↓

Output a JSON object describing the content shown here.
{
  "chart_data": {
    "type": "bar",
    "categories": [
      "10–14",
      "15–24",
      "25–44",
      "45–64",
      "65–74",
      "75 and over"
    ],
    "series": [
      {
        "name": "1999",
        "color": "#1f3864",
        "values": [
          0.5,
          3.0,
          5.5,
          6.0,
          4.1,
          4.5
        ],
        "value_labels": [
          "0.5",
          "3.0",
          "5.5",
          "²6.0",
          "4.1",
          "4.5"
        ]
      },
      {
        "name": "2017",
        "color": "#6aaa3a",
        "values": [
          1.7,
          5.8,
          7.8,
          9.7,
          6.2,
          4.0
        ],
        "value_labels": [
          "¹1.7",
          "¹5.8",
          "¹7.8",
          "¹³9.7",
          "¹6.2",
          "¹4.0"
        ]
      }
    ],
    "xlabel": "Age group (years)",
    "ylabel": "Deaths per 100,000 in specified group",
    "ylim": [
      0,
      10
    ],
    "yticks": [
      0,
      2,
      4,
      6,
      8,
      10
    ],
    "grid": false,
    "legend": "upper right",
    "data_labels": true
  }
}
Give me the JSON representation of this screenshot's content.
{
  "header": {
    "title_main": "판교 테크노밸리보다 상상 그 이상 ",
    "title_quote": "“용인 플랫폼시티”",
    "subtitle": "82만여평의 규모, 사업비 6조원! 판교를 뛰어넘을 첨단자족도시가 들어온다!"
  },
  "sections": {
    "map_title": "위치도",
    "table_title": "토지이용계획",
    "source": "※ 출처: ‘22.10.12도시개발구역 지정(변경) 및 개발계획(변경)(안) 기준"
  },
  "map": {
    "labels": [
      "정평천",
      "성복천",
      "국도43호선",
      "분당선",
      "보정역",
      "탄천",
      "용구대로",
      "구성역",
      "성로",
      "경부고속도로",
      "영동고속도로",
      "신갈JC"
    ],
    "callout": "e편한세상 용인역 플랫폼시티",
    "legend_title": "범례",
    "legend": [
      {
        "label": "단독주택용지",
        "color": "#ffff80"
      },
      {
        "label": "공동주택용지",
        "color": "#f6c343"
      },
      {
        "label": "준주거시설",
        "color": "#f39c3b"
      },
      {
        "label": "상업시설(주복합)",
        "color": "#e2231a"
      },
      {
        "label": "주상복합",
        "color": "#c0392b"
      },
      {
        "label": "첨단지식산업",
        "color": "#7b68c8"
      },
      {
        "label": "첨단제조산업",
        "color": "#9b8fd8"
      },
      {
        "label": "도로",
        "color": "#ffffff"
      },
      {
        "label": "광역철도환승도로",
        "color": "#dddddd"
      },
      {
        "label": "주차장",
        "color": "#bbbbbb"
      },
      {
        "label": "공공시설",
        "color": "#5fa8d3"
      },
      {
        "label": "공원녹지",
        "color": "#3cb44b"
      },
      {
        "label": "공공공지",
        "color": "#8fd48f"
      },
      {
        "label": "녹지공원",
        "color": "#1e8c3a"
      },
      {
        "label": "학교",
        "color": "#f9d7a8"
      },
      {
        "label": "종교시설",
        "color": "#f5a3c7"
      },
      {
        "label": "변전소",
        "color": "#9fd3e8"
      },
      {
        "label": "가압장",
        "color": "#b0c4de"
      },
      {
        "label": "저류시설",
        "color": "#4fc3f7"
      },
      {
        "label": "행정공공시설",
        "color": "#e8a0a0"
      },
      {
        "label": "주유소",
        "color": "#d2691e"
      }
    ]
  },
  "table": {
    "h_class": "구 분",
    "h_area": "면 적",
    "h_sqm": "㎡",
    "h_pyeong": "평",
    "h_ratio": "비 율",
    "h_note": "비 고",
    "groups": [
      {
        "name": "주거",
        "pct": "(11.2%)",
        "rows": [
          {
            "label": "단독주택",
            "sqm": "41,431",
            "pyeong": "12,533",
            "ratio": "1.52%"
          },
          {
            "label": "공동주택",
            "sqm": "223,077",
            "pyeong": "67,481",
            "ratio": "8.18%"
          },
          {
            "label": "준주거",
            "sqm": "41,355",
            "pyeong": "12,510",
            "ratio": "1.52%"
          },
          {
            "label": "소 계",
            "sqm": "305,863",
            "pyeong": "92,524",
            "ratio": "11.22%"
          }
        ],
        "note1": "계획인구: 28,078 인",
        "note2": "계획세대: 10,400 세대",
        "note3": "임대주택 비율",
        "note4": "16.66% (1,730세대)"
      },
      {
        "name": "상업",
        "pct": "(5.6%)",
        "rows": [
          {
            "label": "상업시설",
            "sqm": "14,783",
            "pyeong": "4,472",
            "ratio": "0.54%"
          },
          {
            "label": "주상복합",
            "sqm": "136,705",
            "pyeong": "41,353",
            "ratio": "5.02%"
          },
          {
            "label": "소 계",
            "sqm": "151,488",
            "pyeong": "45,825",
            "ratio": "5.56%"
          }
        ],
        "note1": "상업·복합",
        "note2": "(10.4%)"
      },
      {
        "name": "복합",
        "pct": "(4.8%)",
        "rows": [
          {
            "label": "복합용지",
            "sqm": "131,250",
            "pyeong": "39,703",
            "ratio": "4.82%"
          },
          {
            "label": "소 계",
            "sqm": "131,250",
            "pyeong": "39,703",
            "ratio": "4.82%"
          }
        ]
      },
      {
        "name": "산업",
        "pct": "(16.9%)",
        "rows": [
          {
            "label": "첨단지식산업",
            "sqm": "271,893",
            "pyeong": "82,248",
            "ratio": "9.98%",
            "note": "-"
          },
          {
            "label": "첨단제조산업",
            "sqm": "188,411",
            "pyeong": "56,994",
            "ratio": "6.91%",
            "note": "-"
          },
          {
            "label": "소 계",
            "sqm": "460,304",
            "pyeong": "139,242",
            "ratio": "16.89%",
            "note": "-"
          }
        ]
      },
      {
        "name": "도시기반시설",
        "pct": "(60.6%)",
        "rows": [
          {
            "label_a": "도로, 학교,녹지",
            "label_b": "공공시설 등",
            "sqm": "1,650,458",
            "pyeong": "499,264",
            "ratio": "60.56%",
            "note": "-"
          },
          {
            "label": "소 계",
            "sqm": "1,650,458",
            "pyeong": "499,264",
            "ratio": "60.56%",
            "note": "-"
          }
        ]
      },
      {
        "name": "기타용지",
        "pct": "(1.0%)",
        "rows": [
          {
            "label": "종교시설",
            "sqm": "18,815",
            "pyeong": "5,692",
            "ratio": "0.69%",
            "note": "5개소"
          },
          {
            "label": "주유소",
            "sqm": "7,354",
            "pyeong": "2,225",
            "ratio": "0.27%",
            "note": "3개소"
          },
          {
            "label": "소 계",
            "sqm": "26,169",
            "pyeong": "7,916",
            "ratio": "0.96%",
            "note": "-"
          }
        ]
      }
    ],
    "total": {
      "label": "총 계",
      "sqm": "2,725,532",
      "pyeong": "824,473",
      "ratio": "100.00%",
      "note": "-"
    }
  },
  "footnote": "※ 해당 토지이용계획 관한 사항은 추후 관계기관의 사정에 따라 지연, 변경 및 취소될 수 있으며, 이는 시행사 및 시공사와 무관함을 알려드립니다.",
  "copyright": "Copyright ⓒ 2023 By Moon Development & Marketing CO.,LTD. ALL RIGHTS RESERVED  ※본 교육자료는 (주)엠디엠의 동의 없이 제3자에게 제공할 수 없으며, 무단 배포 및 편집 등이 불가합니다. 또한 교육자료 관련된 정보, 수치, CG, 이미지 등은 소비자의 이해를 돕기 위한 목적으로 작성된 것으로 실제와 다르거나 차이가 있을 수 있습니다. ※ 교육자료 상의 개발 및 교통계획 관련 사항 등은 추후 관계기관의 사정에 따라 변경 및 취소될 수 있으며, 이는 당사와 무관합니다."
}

↑

§ Short problem: Copy every line of the material, please, keeping it exactly the same.

§ Result of the exercise:
Output a JSON object describing the content shown here.
{
  "chart_data": {
    "type": "bar",
    "categories": [
      "10–14",
      "15–24",
      "25–44",
      "45–64",
      "65–74",
      "75 and over"
    ],
    "series": [
      {
        "name": "1999",
        "color": "#1f3864",
        "values": [
          0.5,
          3.0,
          5.5,
          6.0,
          4.1,
          4.5
        ],
        "value_labels": [
          "0.5",
          "3.0",
          "5.5",
          "²6.0",
          "4.1",
          "4.5"
        ]
      },
      {
        "name": "2017",
        "color": "#6aaa3a",
        "values": [
          1.7,
          5.8,
          7.8,
          9.7,
          6.2,
          4.0
        ],
        "value_labels": [
          "¹1.7",
          "¹5.8",
          "¹7.8",
          "¹³9.7",
          "¹6.2",
          "¹4.0"
        ]
      }
    ],
    "xlabel": "Age group (years)",
    "ylabel": "Deaths per 100,000 in specified group",
    "ylim": [
      0,
      10
    ],
    "yticks": [
      0,
      2,
      4,
      6,
      8,
      10
    ],
    "grid": false,
    "legend": "upper right",
    "data_labels": true
  }
}
Give me the JSON representation of this screenshot's content.
{
  "header": {
    "title_main": "판교 테크노밸리보다 상상 그 이상 ",
    "title_quote": "“용인 플랫폼시티”",
    "subtitle": "82만여평의 규모, 사업비 6조원! 판교를 뛰어넘을 첨단자족도시가 들어온다!"
  },
  "sections": {
    "map_title": "위치도",
    "table_title": "토지이용계획",
    "source": "※ 출처: ‘22.10.12도시개발구역 지정(변경) 및 개발계획(변경)(안) 기준"
  },
  "map": {
    "labels": [
      "정평천",
      "성복천",
      "국도43호선",
      "분당선",
      "보정역",
      "탄천",
      "용구대로",
      "구성역",
      "성로",
      "경부고속도로",
      "영동고속도로",
      "신갈JC"
    ],
    "callout": "e편한세상 용인역 플랫폼시티",
    "legend_title": "범례",
    "legend": [
      {
        "label": "단독주택용지",
        "color": "#ffff80"
      },
      {
        "label": "공동주택용지",
        "color": "#f6c343"
      },
      {
        "label": "준주거시설",
        "color": "#f39c3b"
      },
      {
        "label": "상업시설(주복합)",
        "color": "#e2231a"
      },
      {
        "label": "주상복합",
        "color": "#c0392b"
      },
      {
        "label": "첨단지식산업",
        "color": "#7b68c8"
      },
      {
        "label": "첨단제조산업",
        "color": "#9b8fd8"
      },
      {
        "label": "도로",
        "color": "#ffffff"
      },
      {
        "label": "광역철도환승도로",
        "color": "#dddddd"
      },
      {
        "label": "주차장",
        "color": "#bbbbbb"
      },
      {
        "label": "공공시설",
        "color": "#5fa8d3"
      },
      {
        "label": "공원녹지",
        "color": "#3cb44b"
      },
      {
        "label": "공공공지",
        "color": "#8fd48f"
      },
      {
        "label": "녹지공원",
        "color": "#1e8c3a"
      },
      {
        "label": "학교",
        "color": "#f9d7a8"
      },
      {
        "label": "종교시설",
        "color": "#f5a3c7"
      },
      {
        "label": "변전소",
        "color": "#9fd3e8"
      },
      {
        "label": "가압장",
        "color": "#b0c4de"
      },
      {
        "label": "저류시설",
        "color": "#4fc3f7"
      },
      {
        "label": "행정공공시설",
        "color": "#e8a0a0"
      },
      {
        "label": "주유소",
        "color": "#d2691e"
      }
    ]
  },
  "table": {
    "h_class": "구 분",
    "h_area": "면 적",
    "h_sqm": "㎡",
    "h_pyeong": "평",
    "h_ratio": "비 율",
    "h_note": "비 고",
    "groups": [
      {
        "name": "주거",
        "pct": "(11.2%)",
        "rows": [
          {
            "label": "단독주택",
            "sqm": "41,431",
            "pyeong": "12,533",
            "ratio": "1.52%"
          },
          {
            "label": "공동주택",
            "sqm": "223,077",
            "pyeong": "67,481",
            "ratio": "8.18%"
          },
          {
            "label": "준주거",
            "sqm": "41,355",
            "pyeong": "12,510",
            "ratio": "1.52%"
          },
          {
            "label": "소 계",
            "sqm": "305,863",
            "pyeong": "92,524",
            "ratio": "11.22%"
          }
        ],
        "note1": "계획인구: 28,078 인",
        "note2": "계획세대: 10,400 세대",
        "note3": "임대주택 비율",
        "note4": "16.66% (1,730세대)"
      },
      {
        "name": "상업",
        "pct": "(5.6%)",
        "rows": [
          {
            "label": "상업시설",
            "sqm": "14,783",
            "pyeong": "4,472",
            "ratio": "0.54%"
          },
          {
            "label": "주상복합",
            "sqm": "136,705",
            "pyeong": "41,353",
            "ratio": "5.02%"
          },
          {
            "label": "소 계",
            "sqm": "151,488",
            "pyeong": "45,825",
            "ratio": "5.56%"
          }
        ],
        "note1": "상업·복합",
        "note2": "(10.4%)"
      },
      {
        "name": "복합",
        "pct": "(4.8%)",
        "rows": [
          {
            "label": "복합용지",
            "sqm": "131,250",
            "pyeong": "39,703",
            "ratio": "4.82%"
          },
          {
            "label": "소 계",
            "sqm": "131,250",
            "pyeong": "39,703",
            "ratio": "4.82%"
          }
        ]
      },
      {
        "name": "산업",
        "pct": "(16.9%)",
        "rows": [
          {
            "label": "첨단지식산업",
            "sqm": "271,893",
            "pyeong": "82,248",
            "ratio": "9.98%",
            "note": "-"
          },
          {
            "label": "첨단제조산업",
            "sqm": "188,411",
            "pyeong": "56,994",
            "ratio": "6.91%",
            "note": "-"
          },
          {
            "label": "소 계",
            "sqm": "460,304",
            "pyeong": "139,242",
            "ratio": "16.89%",
            "note": "-"
          }
        ]
      },
      {
        "name": "도시기반시설",
        "pct": "(60.6%)",
        "rows": [
          {
            "label_a": "도로, 학교,녹지",
            "label_b": "공공시설 등",
            "sqm": "1,650,458",
            "pyeong": "499,264",
            "ratio": "60.56%",
            "note": "-"
          },
          {
            "label": "소 계",
            "sqm": "1,650,458",
            "pyeong": "499,264",
            "ratio": "60.56%",
            "note": "-"
          }
        ]
      },
      {
        "name": "기타용지",
        "pct": "(1.0%)",
        "rows": [
          {
            "label": "종교시설",
            "sqm": "18,815",
            "pyeong": "5,692",
            "ratio": "0.69%",
            "note": "5개소"
          },
          {
            "label": "주유소",
            "sqm": "7,354",
            "pyeong": "2,225",
            "ratio": "0.27%",
            "note": "3개소"
          },
          {
            "label": "소 계",
            "sqm": "26,169",
            "pyeong": "7,916",
            "ratio": "0.96%",
            "note": "-"
          }
        ]
      }
    ],
    "total": {
      "label": "총 계",
      "sqm": "2,725,532",
      "pyeong": "824,473",
      "ratio": "100.00%",
      "note": "-"
    }
  },
  "footnote": "※ 해당 토지이용계획 관한 사항은 추후 관계기관의 사정에 따라 지연, 변경 및 취소될 수 있으며, 이는 시행사 및 시공사와 무관함을 알려드립니다.",
  "copyright": "Copyright ⓒ 2023 By Moon Development & Marketing CO.,LTD. ALL RIGHTS RESERVED  ※본 교육자료는 (주)엠디엠의 동의 없이 제3자에게 제공할 수 없으며, 무단 배포 및 편집 등이 불가합니다. 또한 교육자료 관련된 정보, 수치, CG, 이미지 등은 소비자의 이해를 돕기 위한 목적으로 작성된 것으로 실제와 다르거나 차이가 있을 수 있습니다. ※ 교육자료 상의 개발 및 교통계획 관련 사항 등은 추후 관계기관의 사정에 따라 변경 및 취소될 수 있으며, 이는 당사와 무관합니다."
}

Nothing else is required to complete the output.